Requirement: Check each line of the material below for the string "source", then report how many lines have it, and nothing else.

Records excerpted from a collection
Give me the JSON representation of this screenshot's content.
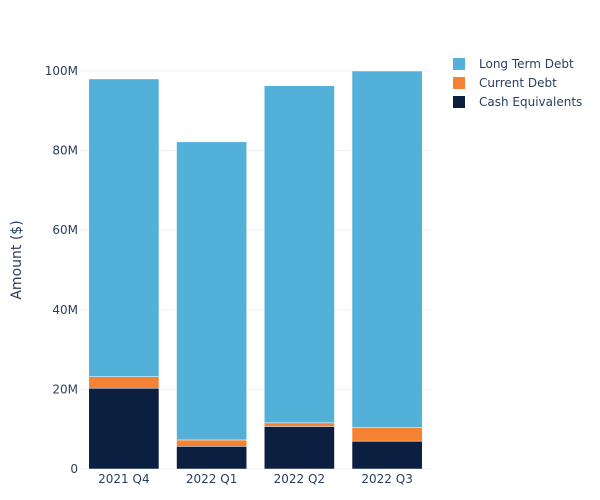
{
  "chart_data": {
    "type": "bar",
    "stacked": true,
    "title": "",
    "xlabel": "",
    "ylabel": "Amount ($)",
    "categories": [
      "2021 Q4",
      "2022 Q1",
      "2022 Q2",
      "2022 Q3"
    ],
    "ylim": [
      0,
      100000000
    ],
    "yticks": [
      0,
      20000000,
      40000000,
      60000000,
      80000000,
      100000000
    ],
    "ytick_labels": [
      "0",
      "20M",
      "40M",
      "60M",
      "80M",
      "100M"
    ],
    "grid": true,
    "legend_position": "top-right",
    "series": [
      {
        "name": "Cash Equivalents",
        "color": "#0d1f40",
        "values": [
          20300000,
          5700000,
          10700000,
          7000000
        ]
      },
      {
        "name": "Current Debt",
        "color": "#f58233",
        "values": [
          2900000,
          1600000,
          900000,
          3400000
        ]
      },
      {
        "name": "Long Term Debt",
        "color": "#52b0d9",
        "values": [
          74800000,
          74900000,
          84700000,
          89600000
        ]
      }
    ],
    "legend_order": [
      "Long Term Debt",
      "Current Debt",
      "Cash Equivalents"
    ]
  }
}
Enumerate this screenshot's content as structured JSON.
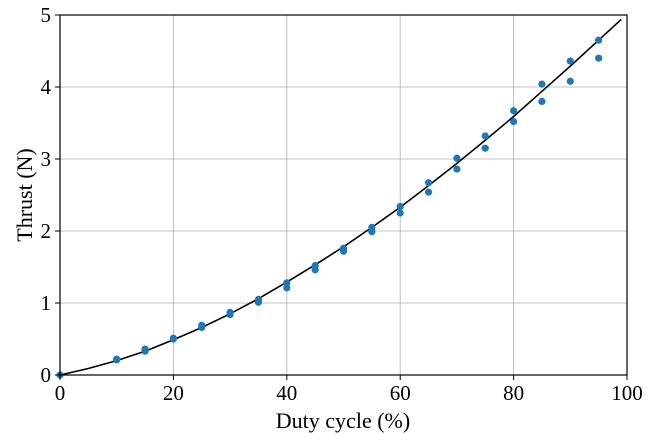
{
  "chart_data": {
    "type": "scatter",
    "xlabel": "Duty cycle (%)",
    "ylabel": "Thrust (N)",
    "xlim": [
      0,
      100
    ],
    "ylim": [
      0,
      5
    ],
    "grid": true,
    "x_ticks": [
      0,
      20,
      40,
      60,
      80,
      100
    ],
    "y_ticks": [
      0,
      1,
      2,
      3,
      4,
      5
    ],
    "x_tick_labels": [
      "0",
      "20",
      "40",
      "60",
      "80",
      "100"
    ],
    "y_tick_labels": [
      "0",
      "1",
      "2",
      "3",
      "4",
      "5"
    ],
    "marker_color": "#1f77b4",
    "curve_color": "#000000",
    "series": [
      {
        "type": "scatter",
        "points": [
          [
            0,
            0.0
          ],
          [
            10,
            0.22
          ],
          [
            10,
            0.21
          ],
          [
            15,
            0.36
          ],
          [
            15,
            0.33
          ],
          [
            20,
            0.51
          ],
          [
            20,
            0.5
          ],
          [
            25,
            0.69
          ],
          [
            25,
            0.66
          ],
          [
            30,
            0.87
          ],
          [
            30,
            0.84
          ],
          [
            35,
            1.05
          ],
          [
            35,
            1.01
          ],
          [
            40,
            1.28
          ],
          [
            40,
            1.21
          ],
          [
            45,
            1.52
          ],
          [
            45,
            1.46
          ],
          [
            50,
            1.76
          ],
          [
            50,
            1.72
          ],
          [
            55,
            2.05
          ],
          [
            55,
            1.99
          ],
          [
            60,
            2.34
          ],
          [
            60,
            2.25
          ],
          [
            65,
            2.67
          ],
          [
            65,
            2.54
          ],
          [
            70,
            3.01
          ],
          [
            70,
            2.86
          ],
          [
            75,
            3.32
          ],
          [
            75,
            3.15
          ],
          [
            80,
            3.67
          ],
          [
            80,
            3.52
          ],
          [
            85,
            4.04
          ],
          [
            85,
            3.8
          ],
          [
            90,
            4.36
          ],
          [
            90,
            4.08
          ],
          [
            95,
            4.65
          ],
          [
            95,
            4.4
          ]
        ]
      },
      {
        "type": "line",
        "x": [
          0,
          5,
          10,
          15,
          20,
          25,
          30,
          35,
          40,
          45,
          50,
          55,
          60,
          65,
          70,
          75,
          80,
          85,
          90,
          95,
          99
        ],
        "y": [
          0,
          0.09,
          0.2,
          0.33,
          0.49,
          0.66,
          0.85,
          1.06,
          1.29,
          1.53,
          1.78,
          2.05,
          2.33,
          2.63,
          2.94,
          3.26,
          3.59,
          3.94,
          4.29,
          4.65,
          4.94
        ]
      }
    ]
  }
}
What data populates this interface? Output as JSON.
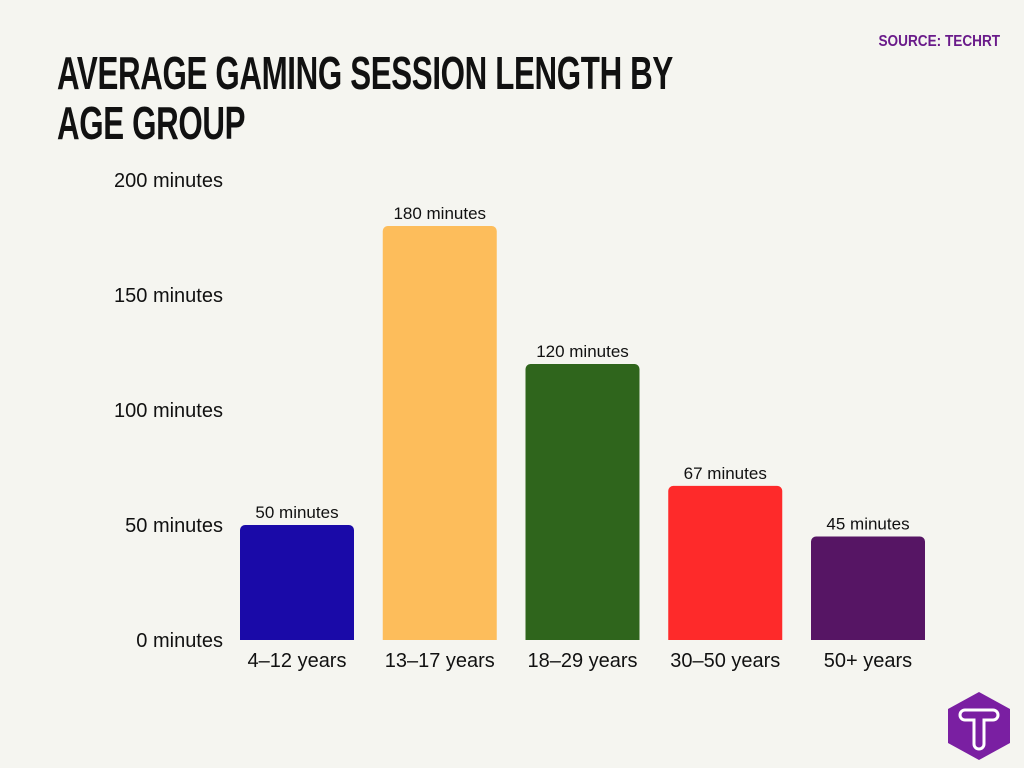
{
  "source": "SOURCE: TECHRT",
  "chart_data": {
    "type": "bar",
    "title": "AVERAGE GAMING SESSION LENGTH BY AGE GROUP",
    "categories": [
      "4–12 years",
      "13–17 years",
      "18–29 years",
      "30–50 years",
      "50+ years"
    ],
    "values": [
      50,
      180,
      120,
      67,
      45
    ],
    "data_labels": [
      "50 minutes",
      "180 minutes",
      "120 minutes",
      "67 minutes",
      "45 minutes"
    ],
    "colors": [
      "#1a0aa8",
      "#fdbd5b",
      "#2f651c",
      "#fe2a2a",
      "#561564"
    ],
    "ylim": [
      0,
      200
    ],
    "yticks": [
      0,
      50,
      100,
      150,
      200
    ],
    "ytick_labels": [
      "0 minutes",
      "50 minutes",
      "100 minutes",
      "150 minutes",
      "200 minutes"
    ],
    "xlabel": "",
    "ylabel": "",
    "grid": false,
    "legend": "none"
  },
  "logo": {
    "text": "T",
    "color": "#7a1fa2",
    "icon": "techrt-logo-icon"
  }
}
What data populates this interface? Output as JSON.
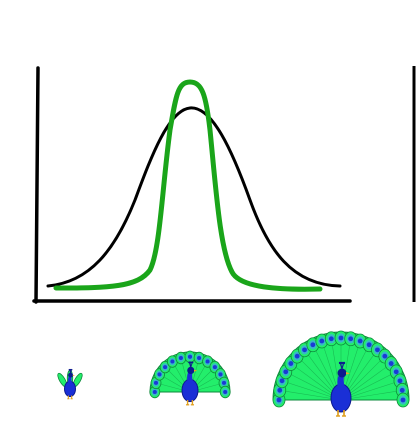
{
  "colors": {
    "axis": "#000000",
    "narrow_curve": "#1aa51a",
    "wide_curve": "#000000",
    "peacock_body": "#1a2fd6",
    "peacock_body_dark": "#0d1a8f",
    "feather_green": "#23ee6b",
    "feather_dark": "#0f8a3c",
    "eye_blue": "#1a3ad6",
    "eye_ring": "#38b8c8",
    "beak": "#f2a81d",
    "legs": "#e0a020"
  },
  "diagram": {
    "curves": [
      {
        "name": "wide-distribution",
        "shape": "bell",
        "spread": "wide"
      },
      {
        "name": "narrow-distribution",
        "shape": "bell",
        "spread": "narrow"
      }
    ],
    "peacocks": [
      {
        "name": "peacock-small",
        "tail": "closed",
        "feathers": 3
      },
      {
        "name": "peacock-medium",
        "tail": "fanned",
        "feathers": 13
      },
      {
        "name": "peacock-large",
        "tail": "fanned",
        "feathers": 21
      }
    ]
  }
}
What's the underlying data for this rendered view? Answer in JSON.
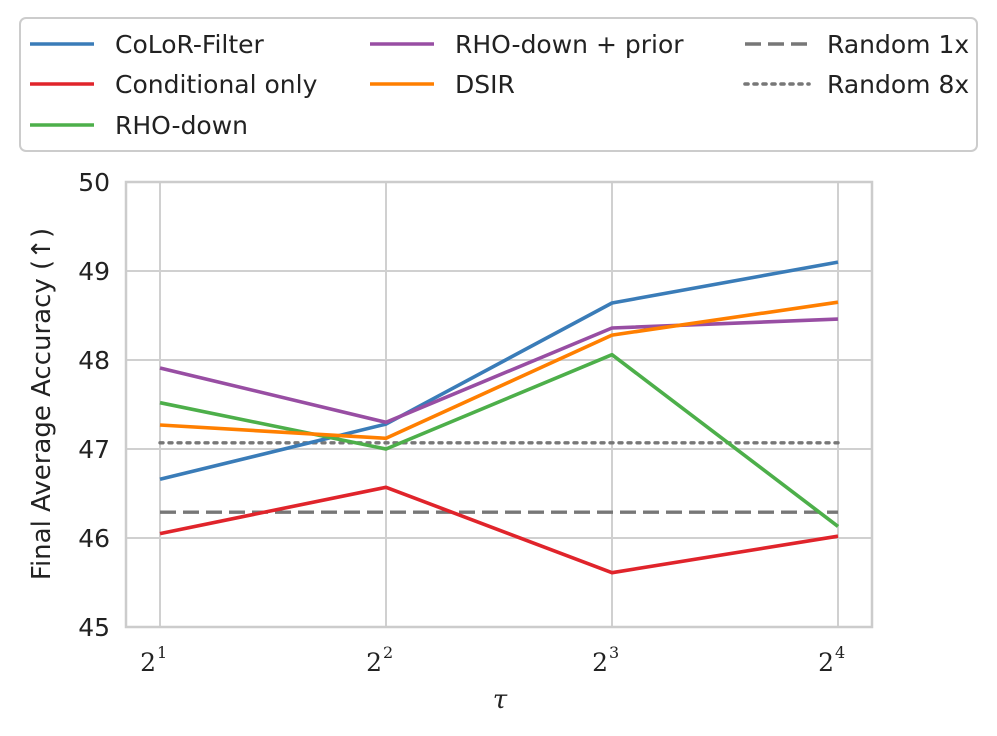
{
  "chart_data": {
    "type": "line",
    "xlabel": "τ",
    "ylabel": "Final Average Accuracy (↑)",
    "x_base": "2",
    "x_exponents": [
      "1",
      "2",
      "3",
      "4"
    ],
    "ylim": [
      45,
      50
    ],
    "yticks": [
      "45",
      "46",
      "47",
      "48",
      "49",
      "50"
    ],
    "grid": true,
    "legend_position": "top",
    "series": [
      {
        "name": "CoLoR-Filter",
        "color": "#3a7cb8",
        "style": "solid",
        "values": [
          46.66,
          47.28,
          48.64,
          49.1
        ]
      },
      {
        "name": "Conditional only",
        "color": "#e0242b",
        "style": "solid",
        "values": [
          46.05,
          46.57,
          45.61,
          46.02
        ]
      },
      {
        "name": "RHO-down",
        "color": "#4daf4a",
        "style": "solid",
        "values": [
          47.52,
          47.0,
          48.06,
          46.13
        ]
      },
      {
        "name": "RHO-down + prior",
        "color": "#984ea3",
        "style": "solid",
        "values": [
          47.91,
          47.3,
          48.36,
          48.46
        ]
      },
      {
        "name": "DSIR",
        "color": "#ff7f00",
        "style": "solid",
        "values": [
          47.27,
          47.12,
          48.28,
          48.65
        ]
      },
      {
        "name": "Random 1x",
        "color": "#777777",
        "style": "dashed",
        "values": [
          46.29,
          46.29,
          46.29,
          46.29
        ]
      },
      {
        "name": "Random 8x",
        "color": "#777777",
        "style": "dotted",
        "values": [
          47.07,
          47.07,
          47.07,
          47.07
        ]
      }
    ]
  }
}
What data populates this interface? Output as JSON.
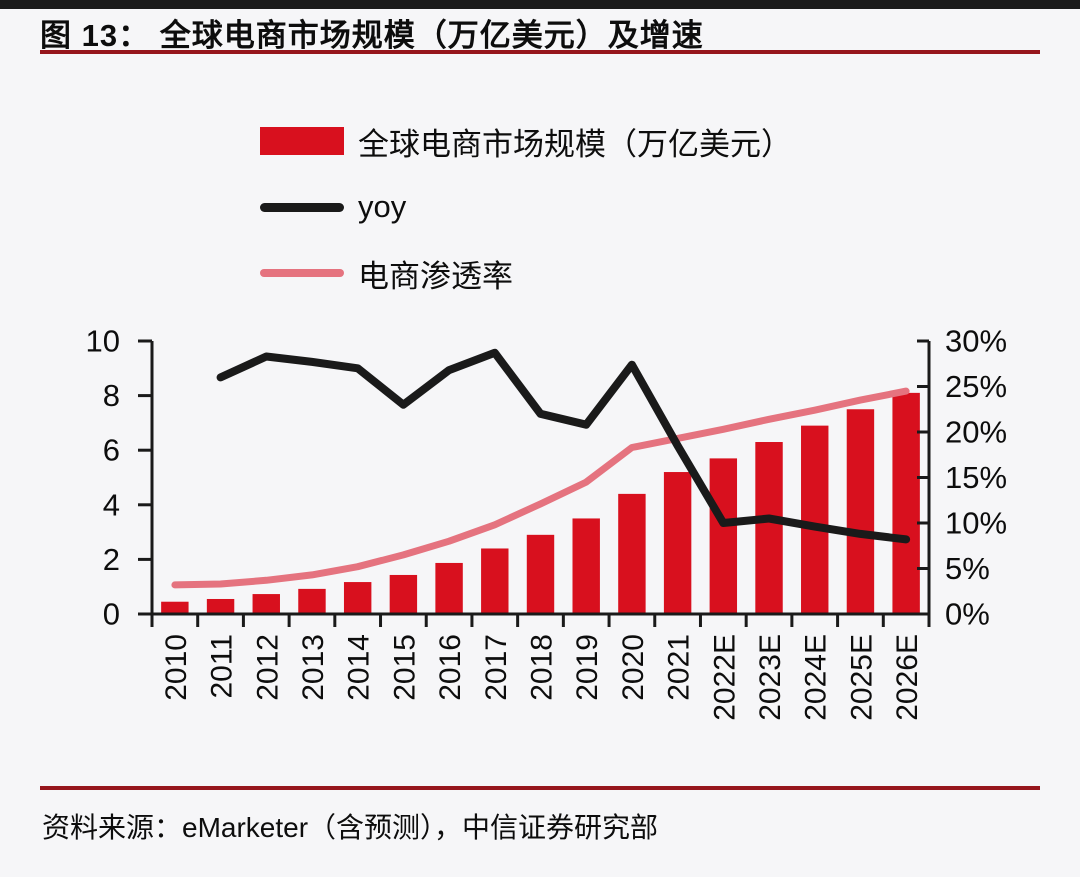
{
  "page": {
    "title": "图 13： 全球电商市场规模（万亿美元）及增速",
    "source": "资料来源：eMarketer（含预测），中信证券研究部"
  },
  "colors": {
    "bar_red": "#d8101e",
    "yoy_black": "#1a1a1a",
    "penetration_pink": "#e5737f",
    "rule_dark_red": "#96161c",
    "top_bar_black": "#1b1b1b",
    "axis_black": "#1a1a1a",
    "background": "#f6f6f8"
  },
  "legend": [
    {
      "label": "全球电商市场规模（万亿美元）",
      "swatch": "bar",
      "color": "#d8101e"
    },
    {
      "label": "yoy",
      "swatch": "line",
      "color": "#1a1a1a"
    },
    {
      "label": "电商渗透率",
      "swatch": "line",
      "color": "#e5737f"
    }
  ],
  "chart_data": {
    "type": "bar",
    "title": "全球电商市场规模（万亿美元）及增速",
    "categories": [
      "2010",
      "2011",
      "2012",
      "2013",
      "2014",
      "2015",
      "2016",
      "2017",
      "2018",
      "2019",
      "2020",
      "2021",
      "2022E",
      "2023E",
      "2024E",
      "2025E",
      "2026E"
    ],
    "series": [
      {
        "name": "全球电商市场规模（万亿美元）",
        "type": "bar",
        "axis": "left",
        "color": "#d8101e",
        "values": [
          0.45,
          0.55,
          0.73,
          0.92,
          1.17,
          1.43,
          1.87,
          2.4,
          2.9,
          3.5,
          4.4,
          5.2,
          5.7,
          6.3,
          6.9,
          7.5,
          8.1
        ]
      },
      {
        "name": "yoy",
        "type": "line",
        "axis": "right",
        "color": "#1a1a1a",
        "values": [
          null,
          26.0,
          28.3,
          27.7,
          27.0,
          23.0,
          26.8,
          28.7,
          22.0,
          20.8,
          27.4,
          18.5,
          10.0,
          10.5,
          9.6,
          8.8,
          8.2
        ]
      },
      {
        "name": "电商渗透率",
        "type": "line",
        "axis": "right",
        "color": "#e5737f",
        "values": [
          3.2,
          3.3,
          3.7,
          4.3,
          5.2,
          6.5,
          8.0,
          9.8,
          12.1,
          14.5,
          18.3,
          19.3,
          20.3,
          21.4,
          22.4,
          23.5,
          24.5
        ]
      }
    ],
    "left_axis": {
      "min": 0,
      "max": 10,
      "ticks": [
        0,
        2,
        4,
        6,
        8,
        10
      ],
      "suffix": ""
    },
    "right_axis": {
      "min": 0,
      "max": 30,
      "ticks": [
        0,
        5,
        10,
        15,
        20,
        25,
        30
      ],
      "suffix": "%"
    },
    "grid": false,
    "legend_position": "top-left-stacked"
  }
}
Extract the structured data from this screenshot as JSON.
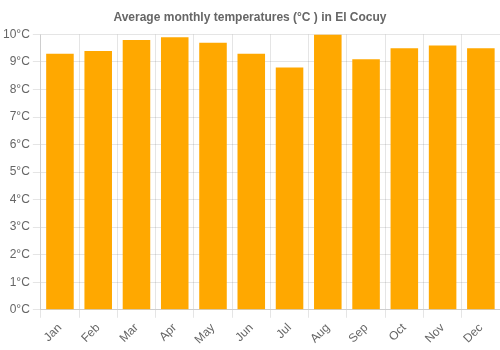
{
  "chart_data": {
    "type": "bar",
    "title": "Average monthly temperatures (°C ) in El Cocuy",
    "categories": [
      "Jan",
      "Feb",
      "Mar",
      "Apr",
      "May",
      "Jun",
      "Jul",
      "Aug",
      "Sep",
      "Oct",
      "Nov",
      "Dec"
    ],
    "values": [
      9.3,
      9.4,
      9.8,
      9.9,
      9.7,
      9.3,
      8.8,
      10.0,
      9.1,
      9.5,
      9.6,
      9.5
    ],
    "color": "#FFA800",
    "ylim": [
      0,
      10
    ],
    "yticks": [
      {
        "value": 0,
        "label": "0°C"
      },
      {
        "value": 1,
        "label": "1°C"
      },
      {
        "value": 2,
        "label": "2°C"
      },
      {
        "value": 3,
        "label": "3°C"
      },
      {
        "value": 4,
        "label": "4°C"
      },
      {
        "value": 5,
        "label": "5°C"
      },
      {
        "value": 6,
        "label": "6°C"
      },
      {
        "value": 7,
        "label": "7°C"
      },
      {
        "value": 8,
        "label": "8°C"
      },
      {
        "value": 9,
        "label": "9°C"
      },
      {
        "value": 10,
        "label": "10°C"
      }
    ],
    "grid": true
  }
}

Solution for this exercise: 2